> _THE REQUEST_: From the listing below, tally the lines that include "object". Return only the total.

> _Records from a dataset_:
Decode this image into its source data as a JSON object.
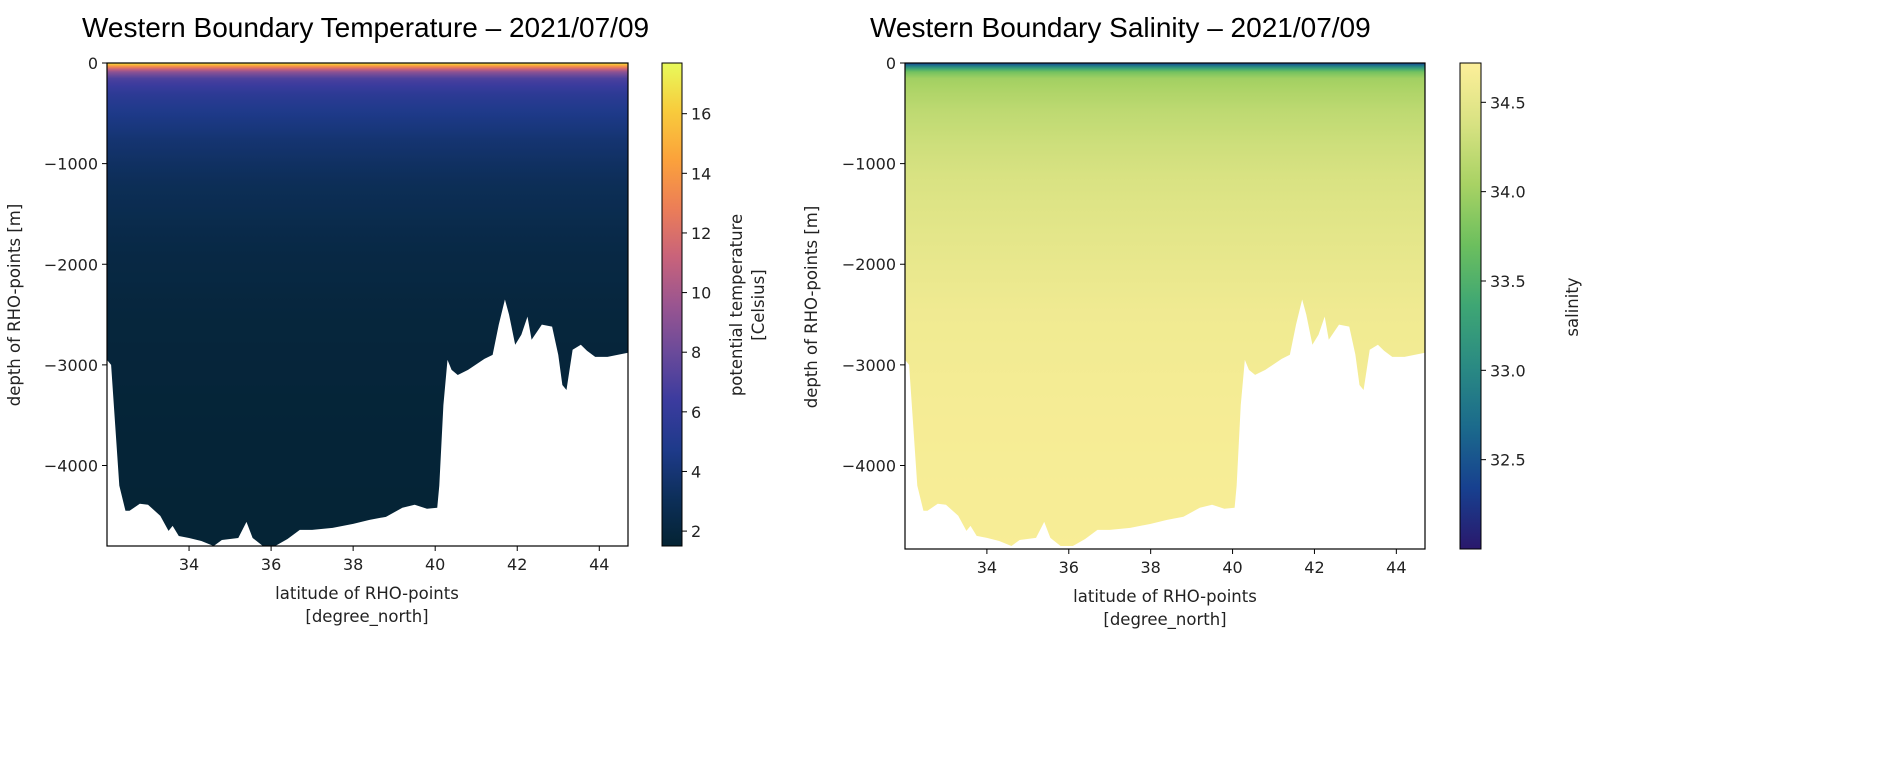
{
  "chart_data": [
    {
      "type": "heatmap",
      "title": "Western Boundary Temperature – 2021/07/09",
      "xlabel": "latitude of RHO-points",
      "xlabel_units": "[degree_north]",
      "ylabel": "depth of RHO-points [m]",
      "xlim": [
        32.0,
        44.7
      ],
      "ylim": [
        -4800,
        0
      ],
      "xticks": [
        "34",
        "36",
        "38",
        "40",
        "42",
        "44"
      ],
      "xtick_values": [
        34,
        36,
        38,
        40,
        42,
        44
      ],
      "yticks": [
        "0",
        "−1000",
        "−2000",
        "−3000",
        "−4000"
      ],
      "ytick_values": [
        0,
        -1000,
        -2000,
        -3000,
        -4000
      ],
      "colorbar": {
        "label": "potential temperature",
        "label_units": "[Celsius]",
        "range": [
          1.5,
          17.7
        ],
        "ticks": [
          "2",
          "4",
          "6",
          "8",
          "10",
          "12",
          "14",
          "16"
        ],
        "tick_values": [
          2,
          4,
          6,
          8,
          10,
          12,
          14,
          16
        ],
        "colormap": [
          "#042333",
          "#0d2f5a",
          "#1e3a8a",
          "#3b3b9e",
          "#6a4a9a",
          "#9a5590",
          "#c9637a",
          "#ec7e57",
          "#fba23b",
          "#f8cb3c",
          "#e8fa5b"
        ]
      },
      "profile_depth": [
        0,
        -30,
        -80,
        -150,
        -300,
        -500,
        -800,
        -1200,
        -1800,
        -2500,
        -3500,
        -4800
      ],
      "profile_values": [
        17.2,
        14.0,
        9.5,
        7.0,
        5.6,
        4.7,
        3.8,
        3.0,
        2.3,
        1.9,
        1.7,
        1.6
      ]
    },
    {
      "type": "heatmap",
      "title": "Western Boundary Salinity – 2021/07/09",
      "xlabel": "latitude of RHO-points",
      "xlabel_units": "[degree_north]",
      "ylabel": "depth of RHO-points [m]",
      "xlim": [
        32.0,
        44.7
      ],
      "ylim": [
        -4830,
        0
      ],
      "xticks": [
        "34",
        "36",
        "38",
        "40",
        "42",
        "44"
      ],
      "xtick_values": [
        34,
        36,
        38,
        40,
        42,
        44
      ],
      "yticks": [
        "0",
        "−1000",
        "−2000",
        "−3000",
        "−4000"
      ],
      "ytick_values": [
        0,
        -1000,
        -2000,
        -3000,
        -4000
      ],
      "colorbar": {
        "label": "salinity",
        "range": [
          32.0,
          34.72
        ],
        "ticks": [
          "32.5",
          "33.0",
          "33.5",
          "34.0",
          "34.5"
        ],
        "tick_values": [
          32.5,
          33.0,
          33.5,
          34.0,
          34.5
        ],
        "colormap": [
          "#2a186c",
          "#17408f",
          "#1b6a8c",
          "#2a8a83",
          "#3ea674",
          "#6cbf5e",
          "#a8d264",
          "#d8e282",
          "#fdef9a"
        ]
      },
      "profile_depth": [
        0,
        -30,
        -80,
        -150,
        -300,
        -500,
        -800,
        -1200,
        -1800,
        -2500,
        -3500,
        -4830
      ],
      "profile_values": [
        32.3,
        32.9,
        33.7,
        34.0,
        34.1,
        34.2,
        34.3,
        34.4,
        34.5,
        34.6,
        34.65,
        34.67
      ]
    }
  ],
  "bathymetry": {
    "lat": [
      32.0,
      32.1,
      32.2,
      32.3,
      32.45,
      32.55,
      32.8,
      33.0,
      33.3,
      33.5,
      33.6,
      33.75,
      34.0,
      34.3,
      34.6,
      34.8,
      35.2,
      35.4,
      35.55,
      35.8,
      36.1,
      36.4,
      36.7,
      37.0,
      37.5,
      38.0,
      38.4,
      38.8,
      39.2,
      39.5,
      39.8,
      40.05,
      40.1,
      40.2,
      40.3,
      40.4,
      40.55,
      40.8,
      41.2,
      41.4,
      41.55,
      41.7,
      41.8,
      41.95,
      42.1,
      42.25,
      42.35,
      42.6,
      42.85,
      43.0,
      43.1,
      43.2,
      43.35,
      43.55,
      43.7,
      43.9,
      44.2,
      44.7
    ],
    "depth": [
      -2950,
      -3000,
      -3600,
      -4200,
      -4450,
      -4450,
      -4380,
      -4390,
      -4500,
      -4650,
      -4600,
      -4700,
      -4720,
      -4750,
      -4800,
      -4740,
      -4720,
      -4560,
      -4720,
      -4800,
      -4800,
      -4730,
      -4640,
      -4640,
      -4620,
      -4580,
      -4540,
      -4510,
      -4420,
      -4390,
      -4430,
      -4420,
      -4200,
      -3400,
      -2950,
      -3050,
      -3100,
      -3050,
      -2940,
      -2900,
      -2600,
      -2350,
      -2500,
      -2800,
      -2700,
      -2520,
      -2750,
      -2600,
      -2620,
      -2900,
      -3200,
      -3250,
      -2850,
      -2800,
      -2860,
      -2920,
      -2920,
      -2880
    ]
  }
}
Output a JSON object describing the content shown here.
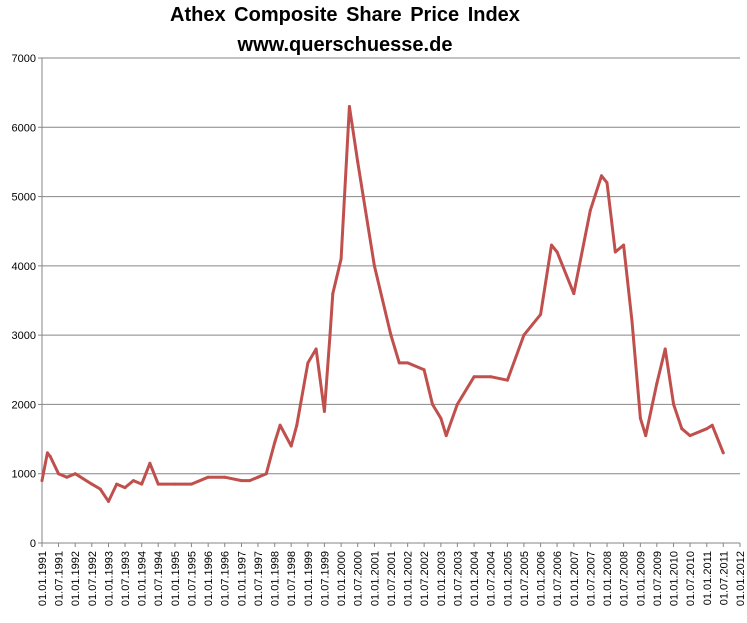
{
  "chart_data": {
    "type": "line",
    "title": "Athex Composite Share Price Index",
    "subtitle": "www.querschuesse.de",
    "xlabel": "",
    "ylabel": "",
    "ylim": [
      0,
      7000
    ],
    "y_ticks": [
      "0",
      "1000",
      "2000",
      "3000",
      "4000",
      "5000",
      "6000",
      "7000"
    ],
    "x_ticks": [
      "01.01.1991",
      "01.07.1991",
      "01.01.1992",
      "01.07.1992",
      "01.01.1993",
      "01.07.1993",
      "01.01.1994",
      "01.07.1994",
      "01.01.1995",
      "01.07.1995",
      "01.01.1996",
      "01.07.1996",
      "01.01.1997",
      "01.07.1997",
      "01.01.1998",
      "01.07.1998",
      "01.01.1999",
      "01.07.1999",
      "01.01.2000",
      "01.07.2000",
      "01.01.2001",
      "01.07.2001",
      "01.01.2002",
      "01.07.2002",
      "01.01.2003",
      "01.07.2003",
      "01.01.2004",
      "01.07.2004",
      "01.01.2005",
      "01.07.2005",
      "01.01.2006",
      "01.07.2006",
      "01.01.2007",
      "01.07.2007",
      "01.01.2008",
      "01.07.2008",
      "01.01.2009",
      "01.07.2009",
      "01.01.2010",
      "01.07.2010",
      "01.01.2011",
      "01.07.2011",
      "01.01.2012"
    ],
    "grid": true,
    "line_color": "#c0504d",
    "series": [
      {
        "x": [
          "01.01.1991",
          "01.03.1991",
          "01.04.1991",
          "01.07.1991",
          "01.10.1991",
          "01.01.1992",
          "01.07.1992",
          "01.10.1992",
          "01.01.1993",
          "01.04.1993",
          "01.07.1993",
          "01.10.1993",
          "01.01.1994",
          "01.04.1994",
          "01.07.1994",
          "01.01.1995",
          "01.07.1995",
          "01.01.1996",
          "01.07.1996",
          "01.01.1997",
          "01.04.1997",
          "01.07.1997",
          "01.10.1997",
          "01.01.1998",
          "01.03.1998",
          "01.07.1998",
          "01.09.1998",
          "01.01.1999",
          "01.04.1999",
          "01.07.1999",
          "01.09.1999",
          "01.10.1999",
          "01.01.2000",
          "01.04.2000",
          "01.07.2000",
          "01.01.2001",
          "01.07.2001",
          "01.10.2001",
          "01.01.2002",
          "01.07.2002",
          "01.10.2002",
          "01.01.2003",
          "01.03.2003",
          "01.07.2003",
          "01.01.2004",
          "01.07.2004",
          "01.01.2005",
          "01.07.2005",
          "01.01.2006",
          "01.05.2006",
          "01.07.2006",
          "01.01.2007",
          "01.07.2007",
          "01.11.2007",
          "01.01.2008",
          "01.04.2008",
          "01.07.2008",
          "01.10.2008",
          "01.01.2009",
          "01.03.2009",
          "01.07.2009",
          "01.10.2009",
          "01.01.2010",
          "01.04.2010",
          "01.07.2010",
          "01.01.2011",
          "01.03.2011",
          "01.07.2011"
        ],
        "values": [
          900,
          1300,
          1250,
          1000,
          950,
          1000,
          850,
          780,
          600,
          850,
          800,
          900,
          850,
          1150,
          850,
          850,
          850,
          950,
          950,
          900,
          900,
          950,
          1000,
          1450,
          1700,
          1400,
          1700,
          2600,
          2800,
          1900,
          3000,
          3600,
          4100,
          6300,
          5500,
          4000,
          3000,
          2600,
          2600,
          2500,
          2000,
          1800,
          1550,
          2000,
          2400,
          2400,
          2350,
          3000,
          3300,
          4300,
          4200,
          3600,
          4800,
          5300,
          5200,
          4200,
          4300,
          3200,
          1800,
          1550,
          2300,
          2800,
          2000,
          1650,
          1550,
          1650,
          1700,
          1300
        ]
      }
    ]
  }
}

> _ANSWER TO THE TASK_: 2